INFORMATION PROVIDED:

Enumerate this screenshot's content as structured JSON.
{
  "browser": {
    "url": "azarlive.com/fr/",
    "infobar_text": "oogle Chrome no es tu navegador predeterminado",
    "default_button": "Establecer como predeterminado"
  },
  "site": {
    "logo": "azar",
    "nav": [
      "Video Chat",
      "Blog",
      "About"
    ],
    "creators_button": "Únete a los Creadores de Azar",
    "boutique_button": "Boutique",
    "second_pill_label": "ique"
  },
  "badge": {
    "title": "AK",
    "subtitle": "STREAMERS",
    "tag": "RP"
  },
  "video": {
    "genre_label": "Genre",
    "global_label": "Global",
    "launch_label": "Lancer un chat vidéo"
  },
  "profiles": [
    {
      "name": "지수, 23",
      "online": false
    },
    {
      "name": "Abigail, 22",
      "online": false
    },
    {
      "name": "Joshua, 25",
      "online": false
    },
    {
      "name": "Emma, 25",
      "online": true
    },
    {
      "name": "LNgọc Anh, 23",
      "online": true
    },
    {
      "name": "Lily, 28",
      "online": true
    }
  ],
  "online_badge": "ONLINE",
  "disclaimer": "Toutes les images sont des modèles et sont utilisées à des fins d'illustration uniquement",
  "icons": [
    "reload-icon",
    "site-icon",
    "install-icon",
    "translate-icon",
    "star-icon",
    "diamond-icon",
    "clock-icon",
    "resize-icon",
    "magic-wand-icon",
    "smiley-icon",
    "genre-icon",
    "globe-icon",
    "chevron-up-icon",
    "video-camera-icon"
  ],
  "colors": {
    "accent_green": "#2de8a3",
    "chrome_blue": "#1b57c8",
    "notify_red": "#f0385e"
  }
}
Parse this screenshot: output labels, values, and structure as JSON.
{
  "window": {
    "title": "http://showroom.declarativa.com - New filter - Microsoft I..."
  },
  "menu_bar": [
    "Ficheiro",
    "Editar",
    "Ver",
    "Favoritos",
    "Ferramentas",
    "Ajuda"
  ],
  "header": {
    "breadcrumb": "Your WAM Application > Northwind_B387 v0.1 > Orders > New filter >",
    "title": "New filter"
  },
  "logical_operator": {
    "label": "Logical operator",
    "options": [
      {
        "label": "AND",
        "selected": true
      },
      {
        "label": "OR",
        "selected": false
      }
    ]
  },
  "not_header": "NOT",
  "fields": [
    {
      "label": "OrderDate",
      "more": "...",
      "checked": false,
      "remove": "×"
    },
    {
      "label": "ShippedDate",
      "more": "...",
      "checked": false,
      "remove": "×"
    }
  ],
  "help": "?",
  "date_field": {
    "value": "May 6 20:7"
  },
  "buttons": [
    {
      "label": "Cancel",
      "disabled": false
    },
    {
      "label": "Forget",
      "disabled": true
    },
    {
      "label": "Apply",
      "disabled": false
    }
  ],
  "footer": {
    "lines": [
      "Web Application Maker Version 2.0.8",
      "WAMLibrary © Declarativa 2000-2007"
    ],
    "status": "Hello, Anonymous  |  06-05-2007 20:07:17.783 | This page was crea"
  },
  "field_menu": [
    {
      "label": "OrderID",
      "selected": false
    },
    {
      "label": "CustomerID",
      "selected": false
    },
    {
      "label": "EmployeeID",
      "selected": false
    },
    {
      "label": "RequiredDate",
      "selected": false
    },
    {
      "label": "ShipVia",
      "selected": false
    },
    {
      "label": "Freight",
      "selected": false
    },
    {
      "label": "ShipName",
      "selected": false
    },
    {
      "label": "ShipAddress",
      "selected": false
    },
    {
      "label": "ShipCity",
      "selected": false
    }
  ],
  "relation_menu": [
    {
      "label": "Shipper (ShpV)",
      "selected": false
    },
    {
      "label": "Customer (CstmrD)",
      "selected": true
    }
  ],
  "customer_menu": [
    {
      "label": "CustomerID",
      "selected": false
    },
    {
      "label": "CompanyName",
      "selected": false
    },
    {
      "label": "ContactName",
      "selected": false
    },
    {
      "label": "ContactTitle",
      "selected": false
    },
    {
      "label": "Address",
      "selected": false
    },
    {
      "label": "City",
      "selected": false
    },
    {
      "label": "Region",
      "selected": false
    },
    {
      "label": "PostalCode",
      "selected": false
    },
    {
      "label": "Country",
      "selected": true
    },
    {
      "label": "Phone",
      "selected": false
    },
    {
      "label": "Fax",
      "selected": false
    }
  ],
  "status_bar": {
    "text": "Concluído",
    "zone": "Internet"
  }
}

PROBLEM TO SOLVE: Make a copy of each line that contains the string "predeterminado".

EXERCISE ANSWER:
    "infobar_text": "oogle Chrome no es tu navegador predeterminado",
    "default_button": "Establecer como predeterminado"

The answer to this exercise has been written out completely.